## TASK STATEMENT:
Reproduce the material verbatim, starting at the line containing "Give bounding boxes" and continuing up to and including the line containing "toc-entry[interactable] [114, 559, 851, 584]".

[Entries drawn from a data source]
[Start]

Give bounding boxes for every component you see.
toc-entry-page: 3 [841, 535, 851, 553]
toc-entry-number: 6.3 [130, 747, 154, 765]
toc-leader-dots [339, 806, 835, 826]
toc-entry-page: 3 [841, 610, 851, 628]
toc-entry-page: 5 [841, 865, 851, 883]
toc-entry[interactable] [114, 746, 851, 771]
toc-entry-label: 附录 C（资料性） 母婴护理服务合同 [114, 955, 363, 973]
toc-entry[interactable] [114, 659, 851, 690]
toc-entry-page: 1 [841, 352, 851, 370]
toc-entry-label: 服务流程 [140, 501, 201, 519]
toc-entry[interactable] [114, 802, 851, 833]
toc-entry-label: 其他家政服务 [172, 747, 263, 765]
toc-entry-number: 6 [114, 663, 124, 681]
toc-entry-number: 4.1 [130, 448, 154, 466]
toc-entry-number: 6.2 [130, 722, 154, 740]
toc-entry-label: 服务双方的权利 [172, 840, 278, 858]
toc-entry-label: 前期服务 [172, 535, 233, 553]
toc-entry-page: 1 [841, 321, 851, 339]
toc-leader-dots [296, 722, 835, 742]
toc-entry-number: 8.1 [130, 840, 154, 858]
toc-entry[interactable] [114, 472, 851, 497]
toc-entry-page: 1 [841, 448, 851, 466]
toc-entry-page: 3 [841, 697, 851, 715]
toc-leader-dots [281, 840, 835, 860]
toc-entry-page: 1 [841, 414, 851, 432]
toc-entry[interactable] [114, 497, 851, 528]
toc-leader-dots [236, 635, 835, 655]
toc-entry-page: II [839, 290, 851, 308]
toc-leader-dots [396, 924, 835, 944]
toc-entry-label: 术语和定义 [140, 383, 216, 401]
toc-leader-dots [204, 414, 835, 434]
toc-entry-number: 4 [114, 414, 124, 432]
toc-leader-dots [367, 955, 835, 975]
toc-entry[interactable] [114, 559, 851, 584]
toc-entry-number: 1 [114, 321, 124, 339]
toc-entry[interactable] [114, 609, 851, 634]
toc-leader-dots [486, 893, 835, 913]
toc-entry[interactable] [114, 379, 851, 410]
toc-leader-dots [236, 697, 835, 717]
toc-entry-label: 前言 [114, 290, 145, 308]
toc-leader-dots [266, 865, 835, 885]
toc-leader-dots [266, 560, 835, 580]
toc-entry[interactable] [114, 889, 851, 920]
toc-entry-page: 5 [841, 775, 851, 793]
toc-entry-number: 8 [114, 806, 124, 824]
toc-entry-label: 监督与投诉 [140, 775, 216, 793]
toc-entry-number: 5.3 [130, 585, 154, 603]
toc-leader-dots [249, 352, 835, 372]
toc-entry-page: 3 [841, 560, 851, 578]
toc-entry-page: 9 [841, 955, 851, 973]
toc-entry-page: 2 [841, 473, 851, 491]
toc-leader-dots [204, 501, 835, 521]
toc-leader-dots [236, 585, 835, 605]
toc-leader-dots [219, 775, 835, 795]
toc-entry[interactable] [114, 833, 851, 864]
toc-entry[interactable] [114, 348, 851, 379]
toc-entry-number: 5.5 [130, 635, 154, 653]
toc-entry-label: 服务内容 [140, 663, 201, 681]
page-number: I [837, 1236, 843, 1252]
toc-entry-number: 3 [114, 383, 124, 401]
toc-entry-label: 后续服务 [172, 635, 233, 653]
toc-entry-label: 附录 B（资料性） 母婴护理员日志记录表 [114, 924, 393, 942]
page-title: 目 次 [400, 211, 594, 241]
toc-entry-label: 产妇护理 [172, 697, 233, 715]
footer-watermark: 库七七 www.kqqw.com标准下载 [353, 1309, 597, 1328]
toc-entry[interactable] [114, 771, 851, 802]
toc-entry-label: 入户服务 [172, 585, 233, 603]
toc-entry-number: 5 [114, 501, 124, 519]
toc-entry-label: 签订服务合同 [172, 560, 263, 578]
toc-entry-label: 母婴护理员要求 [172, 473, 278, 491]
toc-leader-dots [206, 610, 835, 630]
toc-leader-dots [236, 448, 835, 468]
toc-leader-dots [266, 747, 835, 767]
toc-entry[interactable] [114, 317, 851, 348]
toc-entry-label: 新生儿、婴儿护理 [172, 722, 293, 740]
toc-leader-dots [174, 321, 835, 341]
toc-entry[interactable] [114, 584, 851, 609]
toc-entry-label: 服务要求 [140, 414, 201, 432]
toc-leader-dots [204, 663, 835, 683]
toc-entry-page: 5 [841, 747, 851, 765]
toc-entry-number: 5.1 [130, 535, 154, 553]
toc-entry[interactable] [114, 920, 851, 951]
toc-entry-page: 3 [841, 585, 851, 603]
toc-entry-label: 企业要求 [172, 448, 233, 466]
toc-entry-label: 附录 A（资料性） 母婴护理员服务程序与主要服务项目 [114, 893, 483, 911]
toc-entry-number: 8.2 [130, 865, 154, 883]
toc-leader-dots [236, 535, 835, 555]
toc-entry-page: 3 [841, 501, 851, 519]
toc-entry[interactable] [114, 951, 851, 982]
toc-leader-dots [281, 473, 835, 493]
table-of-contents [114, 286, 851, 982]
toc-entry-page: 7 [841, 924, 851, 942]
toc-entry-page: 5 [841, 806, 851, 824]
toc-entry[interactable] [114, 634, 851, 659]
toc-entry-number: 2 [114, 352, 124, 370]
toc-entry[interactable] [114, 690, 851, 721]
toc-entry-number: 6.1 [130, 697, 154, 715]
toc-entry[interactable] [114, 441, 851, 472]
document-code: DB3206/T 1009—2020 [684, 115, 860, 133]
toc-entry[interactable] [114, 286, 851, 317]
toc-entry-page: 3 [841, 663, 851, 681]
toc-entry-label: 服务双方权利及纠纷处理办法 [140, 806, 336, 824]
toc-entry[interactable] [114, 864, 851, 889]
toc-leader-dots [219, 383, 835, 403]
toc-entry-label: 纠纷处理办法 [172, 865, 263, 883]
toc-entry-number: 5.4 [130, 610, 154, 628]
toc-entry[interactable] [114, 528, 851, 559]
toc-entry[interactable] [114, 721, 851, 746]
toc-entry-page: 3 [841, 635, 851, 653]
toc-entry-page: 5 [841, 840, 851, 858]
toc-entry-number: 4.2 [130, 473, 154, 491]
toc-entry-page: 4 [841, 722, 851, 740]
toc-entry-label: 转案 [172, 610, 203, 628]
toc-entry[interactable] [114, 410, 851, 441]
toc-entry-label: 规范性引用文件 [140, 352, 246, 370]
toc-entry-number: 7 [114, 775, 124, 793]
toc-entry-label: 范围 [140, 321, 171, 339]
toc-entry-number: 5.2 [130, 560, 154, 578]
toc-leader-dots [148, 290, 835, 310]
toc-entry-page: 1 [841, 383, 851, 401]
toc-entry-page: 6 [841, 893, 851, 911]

[End]
[Start]

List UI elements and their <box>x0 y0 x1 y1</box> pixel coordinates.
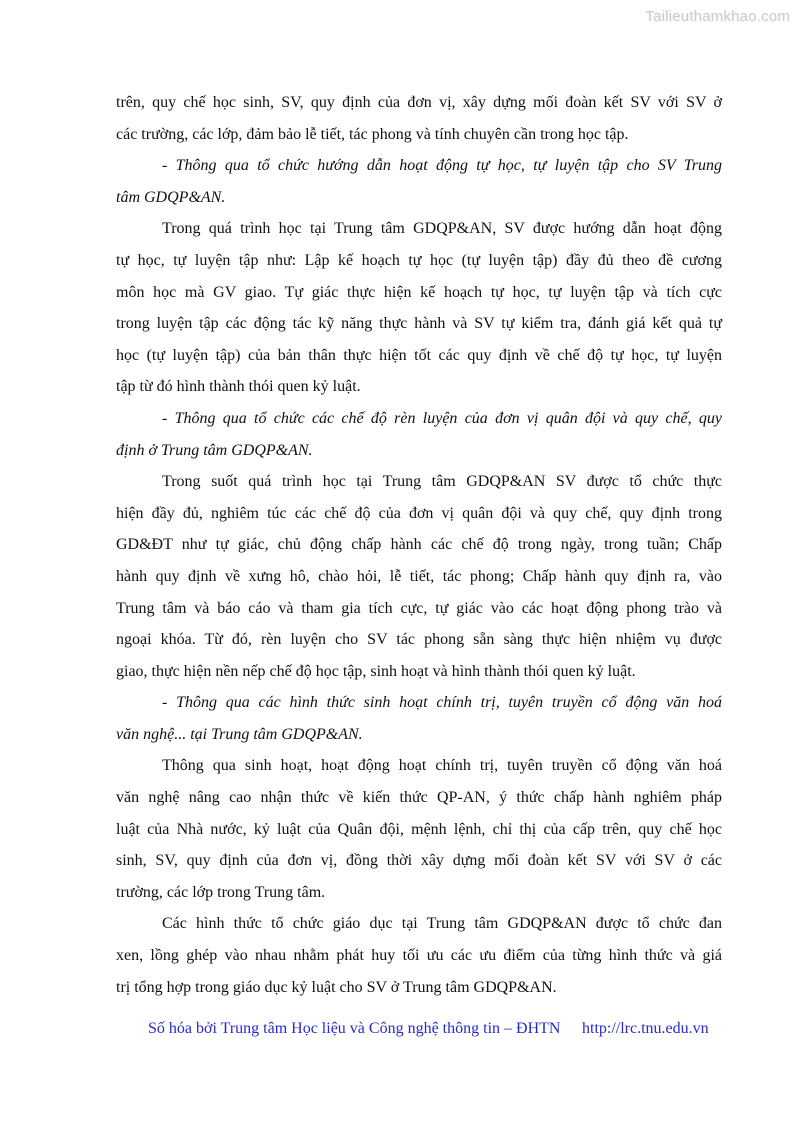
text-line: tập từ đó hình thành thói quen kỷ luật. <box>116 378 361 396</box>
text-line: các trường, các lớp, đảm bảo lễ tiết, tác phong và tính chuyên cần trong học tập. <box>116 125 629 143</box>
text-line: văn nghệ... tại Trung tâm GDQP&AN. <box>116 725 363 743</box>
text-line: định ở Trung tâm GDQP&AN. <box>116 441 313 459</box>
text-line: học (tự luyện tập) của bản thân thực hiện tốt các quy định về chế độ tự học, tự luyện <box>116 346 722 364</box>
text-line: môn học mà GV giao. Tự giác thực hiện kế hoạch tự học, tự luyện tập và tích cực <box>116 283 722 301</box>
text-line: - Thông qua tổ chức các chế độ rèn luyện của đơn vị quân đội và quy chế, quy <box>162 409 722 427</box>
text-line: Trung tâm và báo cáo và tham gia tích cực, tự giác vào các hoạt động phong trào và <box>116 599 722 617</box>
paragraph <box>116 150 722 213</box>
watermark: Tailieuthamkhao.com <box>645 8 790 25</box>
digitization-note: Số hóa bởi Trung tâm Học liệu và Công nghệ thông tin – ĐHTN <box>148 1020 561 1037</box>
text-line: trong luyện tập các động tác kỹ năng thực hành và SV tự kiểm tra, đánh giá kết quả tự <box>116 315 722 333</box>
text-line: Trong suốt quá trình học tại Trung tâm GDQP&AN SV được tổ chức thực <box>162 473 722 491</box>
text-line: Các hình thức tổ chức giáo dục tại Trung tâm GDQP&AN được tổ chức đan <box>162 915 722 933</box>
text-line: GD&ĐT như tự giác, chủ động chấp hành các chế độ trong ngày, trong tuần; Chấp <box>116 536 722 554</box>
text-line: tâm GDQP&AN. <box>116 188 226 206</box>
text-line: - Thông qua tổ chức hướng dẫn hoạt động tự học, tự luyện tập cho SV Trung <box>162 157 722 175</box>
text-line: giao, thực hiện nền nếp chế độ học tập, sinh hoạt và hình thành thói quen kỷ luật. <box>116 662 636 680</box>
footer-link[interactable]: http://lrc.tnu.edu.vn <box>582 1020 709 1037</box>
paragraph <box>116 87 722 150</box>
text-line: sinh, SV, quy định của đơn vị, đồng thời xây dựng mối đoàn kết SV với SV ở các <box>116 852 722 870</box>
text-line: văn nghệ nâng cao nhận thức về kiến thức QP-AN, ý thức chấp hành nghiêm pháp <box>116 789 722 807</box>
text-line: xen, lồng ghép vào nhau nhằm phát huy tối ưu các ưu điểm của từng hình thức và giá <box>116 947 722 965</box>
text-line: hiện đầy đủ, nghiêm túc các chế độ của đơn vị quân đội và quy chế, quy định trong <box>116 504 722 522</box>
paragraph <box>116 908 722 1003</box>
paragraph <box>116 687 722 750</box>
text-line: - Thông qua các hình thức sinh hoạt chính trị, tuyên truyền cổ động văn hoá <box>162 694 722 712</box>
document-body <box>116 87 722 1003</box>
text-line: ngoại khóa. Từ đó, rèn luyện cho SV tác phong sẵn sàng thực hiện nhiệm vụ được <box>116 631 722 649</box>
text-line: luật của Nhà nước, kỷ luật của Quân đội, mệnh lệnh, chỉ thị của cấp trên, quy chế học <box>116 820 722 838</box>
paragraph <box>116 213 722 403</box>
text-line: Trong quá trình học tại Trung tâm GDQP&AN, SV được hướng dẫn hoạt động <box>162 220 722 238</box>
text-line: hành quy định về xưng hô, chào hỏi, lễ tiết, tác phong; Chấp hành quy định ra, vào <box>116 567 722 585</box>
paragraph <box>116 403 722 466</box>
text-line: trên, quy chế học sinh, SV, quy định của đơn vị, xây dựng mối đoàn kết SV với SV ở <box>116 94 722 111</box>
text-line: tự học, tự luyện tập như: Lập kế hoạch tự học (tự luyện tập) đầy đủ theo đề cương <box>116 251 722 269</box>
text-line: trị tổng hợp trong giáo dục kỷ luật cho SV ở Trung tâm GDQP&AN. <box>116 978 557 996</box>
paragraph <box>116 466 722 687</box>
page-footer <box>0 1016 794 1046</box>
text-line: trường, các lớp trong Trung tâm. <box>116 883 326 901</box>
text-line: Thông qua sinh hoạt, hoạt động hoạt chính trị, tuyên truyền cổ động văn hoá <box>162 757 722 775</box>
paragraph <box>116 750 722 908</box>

[End]

## TASK OUTPUT:
Give bounding boxes for every component you see.
toc-entry-page: 3 [841, 535, 851, 553]
toc-entry-number: 6.3 [130, 747, 154, 765]
toc-leader-dots [339, 806, 835, 826]
toc-entry-page: 3 [841, 610, 851, 628]
toc-entry-page: 5 [841, 865, 851, 883]
toc-entry[interactable] [114, 746, 851, 771]
toc-entry-label: 附录 C（资料性） 母婴护理服务合同 [114, 955, 363, 973]
toc-entry[interactable] [114, 659, 851, 690]
toc-entry-page: 1 [841, 352, 851, 370]
toc-entry-label: 服务流程 [140, 501, 201, 519]
toc-entry[interactable] [114, 802, 851, 833]
toc-entry-label: 其他家政服务 [172, 747, 263, 765]
toc-entry-number: 6 [114, 663, 124, 681]
toc-entry-number: 4.1 [130, 448, 154, 466]
toc-entry-number: 6.2 [130, 722, 154, 740]
toc-entry-label: 服务双方的权利 [172, 840, 278, 858]
toc-entry-label: 前期服务 [172, 535, 233, 553]
toc-entry-page: 1 [841, 321, 851, 339]
toc-leader-dots [296, 722, 835, 742]
toc-entry-number: 8.1 [130, 840, 154, 858]
toc-entry[interactable] [114, 472, 851, 497]
toc-entry-page: 1 [841, 448, 851, 466]
toc-entry-page: 3 [841, 697, 851, 715]
toc-leader-dots [281, 840, 835, 860]
toc-entry-page: 1 [841, 414, 851, 432]
toc-entry[interactable] [114, 497, 851, 528]
toc-leader-dots [236, 635, 835, 655]
toc-entry-page: II [839, 290, 851, 308]
toc-leader-dots [396, 924, 835, 944]
toc-entry-label: 术语和定义 [140, 383, 216, 401]
toc-leader-dots [204, 414, 835, 434]
toc-entry-number: 4 [114, 414, 124, 432]
toc-leader-dots [367, 955, 835, 975]
toc-entry[interactable] [114, 559, 851, 584]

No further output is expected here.